SET EXERCISE → Each line that includes the word "text" counts once; give the total and nothing more.

DATASET CONTENT →
--------------------------------------------------

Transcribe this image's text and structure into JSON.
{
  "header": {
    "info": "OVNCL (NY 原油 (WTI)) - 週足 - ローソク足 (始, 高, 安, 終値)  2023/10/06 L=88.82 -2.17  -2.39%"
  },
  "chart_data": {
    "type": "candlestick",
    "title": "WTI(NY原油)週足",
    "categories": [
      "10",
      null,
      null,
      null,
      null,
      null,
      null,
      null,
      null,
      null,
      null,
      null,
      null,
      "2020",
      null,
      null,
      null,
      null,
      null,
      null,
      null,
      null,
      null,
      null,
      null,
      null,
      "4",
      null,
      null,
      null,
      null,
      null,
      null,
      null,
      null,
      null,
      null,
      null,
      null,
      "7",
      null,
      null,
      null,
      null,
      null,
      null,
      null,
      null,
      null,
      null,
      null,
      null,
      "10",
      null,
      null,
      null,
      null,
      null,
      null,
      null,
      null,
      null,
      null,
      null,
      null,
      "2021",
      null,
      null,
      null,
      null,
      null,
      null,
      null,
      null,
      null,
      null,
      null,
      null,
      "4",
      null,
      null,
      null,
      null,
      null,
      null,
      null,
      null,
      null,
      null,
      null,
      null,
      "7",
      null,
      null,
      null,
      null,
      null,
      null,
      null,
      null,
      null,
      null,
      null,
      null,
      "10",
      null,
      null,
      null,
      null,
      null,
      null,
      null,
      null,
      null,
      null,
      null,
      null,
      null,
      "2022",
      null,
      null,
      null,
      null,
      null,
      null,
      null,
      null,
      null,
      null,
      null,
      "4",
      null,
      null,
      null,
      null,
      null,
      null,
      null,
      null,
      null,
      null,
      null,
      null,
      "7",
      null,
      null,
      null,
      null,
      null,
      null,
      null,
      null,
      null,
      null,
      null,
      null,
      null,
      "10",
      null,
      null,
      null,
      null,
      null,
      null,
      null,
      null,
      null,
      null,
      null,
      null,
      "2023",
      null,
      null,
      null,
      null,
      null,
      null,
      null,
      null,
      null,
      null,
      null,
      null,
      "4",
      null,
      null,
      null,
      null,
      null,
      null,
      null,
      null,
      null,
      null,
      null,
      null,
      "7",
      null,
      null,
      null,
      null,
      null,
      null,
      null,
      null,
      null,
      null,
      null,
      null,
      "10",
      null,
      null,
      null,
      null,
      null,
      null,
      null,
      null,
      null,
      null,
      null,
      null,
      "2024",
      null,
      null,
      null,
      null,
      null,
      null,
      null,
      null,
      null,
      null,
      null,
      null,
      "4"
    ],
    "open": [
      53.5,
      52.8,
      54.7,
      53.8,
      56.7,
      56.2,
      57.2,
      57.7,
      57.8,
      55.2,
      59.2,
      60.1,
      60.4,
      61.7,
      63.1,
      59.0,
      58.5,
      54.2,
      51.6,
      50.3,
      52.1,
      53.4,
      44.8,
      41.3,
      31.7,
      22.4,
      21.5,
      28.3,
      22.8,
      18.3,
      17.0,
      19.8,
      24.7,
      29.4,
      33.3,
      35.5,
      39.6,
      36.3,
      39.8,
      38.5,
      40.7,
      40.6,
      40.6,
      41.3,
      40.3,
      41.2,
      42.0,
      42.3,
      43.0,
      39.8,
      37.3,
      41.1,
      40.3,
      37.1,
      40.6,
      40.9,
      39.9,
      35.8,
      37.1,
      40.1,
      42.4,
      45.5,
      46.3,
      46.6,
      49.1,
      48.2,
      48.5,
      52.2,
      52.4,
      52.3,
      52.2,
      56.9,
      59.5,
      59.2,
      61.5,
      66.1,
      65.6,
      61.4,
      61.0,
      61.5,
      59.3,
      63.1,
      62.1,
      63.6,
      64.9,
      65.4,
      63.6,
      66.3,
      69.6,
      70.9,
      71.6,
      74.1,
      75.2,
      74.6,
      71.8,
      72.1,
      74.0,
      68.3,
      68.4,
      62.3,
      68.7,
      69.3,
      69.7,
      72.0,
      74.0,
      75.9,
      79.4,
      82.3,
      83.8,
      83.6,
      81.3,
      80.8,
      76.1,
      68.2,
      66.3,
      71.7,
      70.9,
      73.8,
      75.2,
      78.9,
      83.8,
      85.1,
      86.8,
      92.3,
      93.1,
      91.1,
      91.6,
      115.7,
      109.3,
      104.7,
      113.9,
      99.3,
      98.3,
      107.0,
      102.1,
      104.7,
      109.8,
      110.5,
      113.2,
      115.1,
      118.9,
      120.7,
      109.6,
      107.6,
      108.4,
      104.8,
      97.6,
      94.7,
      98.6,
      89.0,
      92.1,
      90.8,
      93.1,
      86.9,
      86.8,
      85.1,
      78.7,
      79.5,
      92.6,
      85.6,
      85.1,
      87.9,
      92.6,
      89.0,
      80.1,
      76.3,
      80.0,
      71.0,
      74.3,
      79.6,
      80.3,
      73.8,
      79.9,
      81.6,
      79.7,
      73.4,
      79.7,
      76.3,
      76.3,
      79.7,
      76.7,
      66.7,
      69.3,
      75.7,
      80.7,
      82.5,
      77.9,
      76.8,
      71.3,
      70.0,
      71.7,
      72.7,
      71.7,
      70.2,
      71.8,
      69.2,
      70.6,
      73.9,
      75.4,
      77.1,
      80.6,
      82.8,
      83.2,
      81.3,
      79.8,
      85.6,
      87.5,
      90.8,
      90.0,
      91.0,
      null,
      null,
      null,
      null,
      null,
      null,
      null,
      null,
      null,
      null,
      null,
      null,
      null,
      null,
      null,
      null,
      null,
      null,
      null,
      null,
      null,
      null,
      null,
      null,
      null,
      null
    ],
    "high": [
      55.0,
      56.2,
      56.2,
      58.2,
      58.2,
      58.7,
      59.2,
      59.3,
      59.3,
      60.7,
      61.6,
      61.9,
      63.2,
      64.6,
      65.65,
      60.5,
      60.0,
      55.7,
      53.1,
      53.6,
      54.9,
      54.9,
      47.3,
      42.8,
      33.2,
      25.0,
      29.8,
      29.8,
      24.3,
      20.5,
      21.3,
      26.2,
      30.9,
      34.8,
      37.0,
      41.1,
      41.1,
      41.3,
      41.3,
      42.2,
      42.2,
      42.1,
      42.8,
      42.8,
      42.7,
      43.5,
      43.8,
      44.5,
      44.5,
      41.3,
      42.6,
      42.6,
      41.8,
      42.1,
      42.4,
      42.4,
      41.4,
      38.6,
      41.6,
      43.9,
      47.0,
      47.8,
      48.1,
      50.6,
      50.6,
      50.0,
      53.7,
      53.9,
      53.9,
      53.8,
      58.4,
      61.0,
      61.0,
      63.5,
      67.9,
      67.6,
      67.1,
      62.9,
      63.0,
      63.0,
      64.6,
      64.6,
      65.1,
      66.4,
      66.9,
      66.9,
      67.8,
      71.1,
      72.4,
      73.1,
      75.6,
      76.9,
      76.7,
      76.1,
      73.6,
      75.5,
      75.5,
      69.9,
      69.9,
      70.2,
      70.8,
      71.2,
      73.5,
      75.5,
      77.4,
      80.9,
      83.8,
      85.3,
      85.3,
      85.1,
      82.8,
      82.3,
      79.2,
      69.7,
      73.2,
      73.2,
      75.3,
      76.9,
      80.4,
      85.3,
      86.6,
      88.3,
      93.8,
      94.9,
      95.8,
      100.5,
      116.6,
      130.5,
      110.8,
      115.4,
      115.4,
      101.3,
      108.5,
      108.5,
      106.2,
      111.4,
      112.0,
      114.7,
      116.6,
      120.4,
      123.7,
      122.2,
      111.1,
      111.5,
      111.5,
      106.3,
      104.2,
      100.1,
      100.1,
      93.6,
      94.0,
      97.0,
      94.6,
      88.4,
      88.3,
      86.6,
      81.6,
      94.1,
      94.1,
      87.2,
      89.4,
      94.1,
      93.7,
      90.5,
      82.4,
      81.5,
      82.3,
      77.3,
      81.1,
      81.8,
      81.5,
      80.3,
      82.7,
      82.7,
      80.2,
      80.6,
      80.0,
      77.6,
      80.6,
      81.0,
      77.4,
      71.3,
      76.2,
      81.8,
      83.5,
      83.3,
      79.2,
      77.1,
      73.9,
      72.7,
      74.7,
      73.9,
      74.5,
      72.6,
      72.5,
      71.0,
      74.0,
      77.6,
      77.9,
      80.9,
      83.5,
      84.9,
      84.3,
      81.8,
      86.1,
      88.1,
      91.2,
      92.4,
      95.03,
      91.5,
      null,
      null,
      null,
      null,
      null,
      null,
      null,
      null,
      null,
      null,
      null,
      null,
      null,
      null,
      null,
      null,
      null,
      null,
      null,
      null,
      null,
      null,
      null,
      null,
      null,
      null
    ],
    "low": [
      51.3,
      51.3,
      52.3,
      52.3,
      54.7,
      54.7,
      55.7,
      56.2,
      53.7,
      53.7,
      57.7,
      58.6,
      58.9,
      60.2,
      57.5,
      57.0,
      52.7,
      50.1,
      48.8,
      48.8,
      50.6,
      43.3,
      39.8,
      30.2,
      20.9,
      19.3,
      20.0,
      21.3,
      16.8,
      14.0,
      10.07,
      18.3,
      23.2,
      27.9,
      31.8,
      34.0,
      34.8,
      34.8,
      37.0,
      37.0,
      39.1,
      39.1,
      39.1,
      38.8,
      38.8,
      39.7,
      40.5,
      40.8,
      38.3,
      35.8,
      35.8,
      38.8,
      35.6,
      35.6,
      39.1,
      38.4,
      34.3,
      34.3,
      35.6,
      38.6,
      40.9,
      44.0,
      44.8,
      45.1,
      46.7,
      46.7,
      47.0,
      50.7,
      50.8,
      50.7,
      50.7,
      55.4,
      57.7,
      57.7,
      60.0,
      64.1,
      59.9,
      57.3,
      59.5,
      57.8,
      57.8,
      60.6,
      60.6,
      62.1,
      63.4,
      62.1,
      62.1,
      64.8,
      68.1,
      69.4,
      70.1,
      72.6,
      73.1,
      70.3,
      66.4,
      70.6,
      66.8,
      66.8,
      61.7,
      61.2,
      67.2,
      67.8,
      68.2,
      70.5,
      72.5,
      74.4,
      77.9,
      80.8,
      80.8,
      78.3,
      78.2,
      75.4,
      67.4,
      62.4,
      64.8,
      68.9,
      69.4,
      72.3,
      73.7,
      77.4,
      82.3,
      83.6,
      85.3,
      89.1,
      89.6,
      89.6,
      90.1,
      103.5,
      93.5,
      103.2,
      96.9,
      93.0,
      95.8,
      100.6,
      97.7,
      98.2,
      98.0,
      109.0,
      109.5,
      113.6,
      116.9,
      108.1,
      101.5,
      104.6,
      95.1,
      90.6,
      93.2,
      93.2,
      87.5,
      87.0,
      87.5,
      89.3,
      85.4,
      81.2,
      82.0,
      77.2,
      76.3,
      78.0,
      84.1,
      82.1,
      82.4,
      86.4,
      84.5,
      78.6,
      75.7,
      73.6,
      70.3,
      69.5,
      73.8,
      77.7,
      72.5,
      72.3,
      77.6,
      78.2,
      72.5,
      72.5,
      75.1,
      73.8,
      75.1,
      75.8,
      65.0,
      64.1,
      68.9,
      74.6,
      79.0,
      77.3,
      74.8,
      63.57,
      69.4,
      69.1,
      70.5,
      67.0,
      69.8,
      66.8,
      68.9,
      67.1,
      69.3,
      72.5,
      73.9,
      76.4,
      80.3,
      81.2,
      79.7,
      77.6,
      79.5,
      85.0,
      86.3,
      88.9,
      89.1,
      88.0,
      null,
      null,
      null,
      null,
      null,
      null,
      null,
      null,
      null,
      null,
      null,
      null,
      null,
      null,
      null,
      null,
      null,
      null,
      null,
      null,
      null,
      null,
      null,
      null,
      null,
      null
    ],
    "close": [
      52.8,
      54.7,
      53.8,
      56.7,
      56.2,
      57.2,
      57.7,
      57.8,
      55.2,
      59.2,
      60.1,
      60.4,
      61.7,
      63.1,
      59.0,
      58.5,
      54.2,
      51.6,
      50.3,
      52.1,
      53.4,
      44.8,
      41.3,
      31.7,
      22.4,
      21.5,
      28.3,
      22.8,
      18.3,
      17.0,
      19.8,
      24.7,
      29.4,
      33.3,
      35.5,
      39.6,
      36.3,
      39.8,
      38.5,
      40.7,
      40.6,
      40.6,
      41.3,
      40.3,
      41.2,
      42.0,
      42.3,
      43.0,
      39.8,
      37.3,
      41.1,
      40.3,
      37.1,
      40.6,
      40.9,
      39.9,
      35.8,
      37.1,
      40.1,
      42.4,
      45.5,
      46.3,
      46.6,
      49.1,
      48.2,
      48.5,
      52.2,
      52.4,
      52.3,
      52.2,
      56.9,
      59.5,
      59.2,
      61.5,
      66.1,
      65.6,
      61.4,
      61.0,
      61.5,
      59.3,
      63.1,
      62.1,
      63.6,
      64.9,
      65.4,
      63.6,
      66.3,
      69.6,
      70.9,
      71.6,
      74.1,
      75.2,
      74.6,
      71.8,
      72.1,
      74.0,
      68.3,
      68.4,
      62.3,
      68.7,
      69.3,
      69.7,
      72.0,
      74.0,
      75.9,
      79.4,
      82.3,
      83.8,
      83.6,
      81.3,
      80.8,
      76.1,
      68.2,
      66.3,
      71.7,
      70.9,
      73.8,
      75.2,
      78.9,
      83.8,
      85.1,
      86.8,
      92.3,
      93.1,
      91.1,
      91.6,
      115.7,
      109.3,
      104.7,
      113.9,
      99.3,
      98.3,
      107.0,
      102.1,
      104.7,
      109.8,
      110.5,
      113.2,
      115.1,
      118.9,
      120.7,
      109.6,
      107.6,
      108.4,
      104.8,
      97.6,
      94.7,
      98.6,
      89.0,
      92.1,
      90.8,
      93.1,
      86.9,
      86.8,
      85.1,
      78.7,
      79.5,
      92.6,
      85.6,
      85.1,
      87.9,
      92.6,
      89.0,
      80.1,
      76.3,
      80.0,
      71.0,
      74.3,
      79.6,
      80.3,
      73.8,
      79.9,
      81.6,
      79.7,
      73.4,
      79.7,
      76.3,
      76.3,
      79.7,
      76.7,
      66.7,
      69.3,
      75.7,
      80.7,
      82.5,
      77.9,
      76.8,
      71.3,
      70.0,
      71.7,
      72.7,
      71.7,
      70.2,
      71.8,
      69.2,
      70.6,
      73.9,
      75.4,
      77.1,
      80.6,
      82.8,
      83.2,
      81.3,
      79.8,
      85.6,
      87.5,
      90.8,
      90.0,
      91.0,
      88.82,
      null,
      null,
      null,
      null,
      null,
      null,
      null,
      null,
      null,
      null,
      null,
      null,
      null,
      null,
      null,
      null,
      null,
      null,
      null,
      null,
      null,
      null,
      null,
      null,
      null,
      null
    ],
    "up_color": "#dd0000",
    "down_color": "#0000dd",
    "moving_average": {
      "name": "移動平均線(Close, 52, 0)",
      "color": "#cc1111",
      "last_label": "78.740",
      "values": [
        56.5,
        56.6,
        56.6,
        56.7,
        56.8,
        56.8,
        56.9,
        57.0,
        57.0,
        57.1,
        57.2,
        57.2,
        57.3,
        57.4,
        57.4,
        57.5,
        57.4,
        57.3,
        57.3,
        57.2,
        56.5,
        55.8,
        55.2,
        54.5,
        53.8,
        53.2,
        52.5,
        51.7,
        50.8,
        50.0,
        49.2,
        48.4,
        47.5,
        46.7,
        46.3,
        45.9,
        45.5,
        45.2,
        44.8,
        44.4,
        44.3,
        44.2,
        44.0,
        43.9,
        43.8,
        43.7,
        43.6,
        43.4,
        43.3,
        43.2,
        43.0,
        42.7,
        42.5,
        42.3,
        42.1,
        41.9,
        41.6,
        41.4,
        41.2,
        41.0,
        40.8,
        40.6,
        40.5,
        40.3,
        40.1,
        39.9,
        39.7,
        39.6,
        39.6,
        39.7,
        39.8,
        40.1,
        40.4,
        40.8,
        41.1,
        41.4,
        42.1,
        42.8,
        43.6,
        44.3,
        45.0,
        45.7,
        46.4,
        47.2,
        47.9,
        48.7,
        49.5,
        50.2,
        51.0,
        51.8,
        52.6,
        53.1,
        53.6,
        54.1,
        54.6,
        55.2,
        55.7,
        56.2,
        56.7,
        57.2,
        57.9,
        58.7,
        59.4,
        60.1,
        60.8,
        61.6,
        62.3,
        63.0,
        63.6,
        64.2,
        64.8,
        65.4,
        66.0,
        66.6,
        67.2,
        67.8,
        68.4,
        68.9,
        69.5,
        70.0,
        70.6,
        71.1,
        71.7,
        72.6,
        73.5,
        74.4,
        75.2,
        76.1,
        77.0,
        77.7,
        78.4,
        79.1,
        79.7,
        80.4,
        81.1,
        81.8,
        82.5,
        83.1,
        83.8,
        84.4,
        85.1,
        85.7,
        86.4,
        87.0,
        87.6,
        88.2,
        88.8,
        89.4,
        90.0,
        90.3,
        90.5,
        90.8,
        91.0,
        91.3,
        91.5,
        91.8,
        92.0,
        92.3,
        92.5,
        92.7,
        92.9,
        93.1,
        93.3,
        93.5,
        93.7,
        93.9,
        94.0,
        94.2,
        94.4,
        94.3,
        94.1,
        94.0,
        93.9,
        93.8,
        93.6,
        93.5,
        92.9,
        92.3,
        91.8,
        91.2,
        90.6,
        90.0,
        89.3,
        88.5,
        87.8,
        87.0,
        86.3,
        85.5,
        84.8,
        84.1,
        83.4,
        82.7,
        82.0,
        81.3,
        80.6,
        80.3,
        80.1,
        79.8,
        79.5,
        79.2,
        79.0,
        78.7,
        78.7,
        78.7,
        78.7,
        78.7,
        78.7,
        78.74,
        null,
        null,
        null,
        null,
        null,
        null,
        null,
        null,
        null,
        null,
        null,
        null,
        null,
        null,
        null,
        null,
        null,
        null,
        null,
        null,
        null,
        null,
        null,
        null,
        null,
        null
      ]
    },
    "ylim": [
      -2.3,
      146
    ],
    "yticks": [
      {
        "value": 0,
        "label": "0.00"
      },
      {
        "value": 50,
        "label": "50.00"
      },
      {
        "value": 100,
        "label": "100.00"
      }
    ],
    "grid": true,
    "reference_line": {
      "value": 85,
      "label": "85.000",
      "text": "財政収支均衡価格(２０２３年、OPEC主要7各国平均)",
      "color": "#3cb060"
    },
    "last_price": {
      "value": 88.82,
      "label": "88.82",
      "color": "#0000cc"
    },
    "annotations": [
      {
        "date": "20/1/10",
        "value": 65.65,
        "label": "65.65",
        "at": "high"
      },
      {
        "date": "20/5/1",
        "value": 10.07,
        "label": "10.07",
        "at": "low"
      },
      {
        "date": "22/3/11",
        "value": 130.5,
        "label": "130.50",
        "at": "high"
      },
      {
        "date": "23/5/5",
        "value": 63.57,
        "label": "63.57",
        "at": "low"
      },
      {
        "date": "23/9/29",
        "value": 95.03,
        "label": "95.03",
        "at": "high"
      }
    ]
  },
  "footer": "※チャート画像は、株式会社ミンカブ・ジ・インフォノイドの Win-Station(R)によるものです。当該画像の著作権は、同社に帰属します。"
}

--------------------------------------------------

REPLY TO THE TASK → 2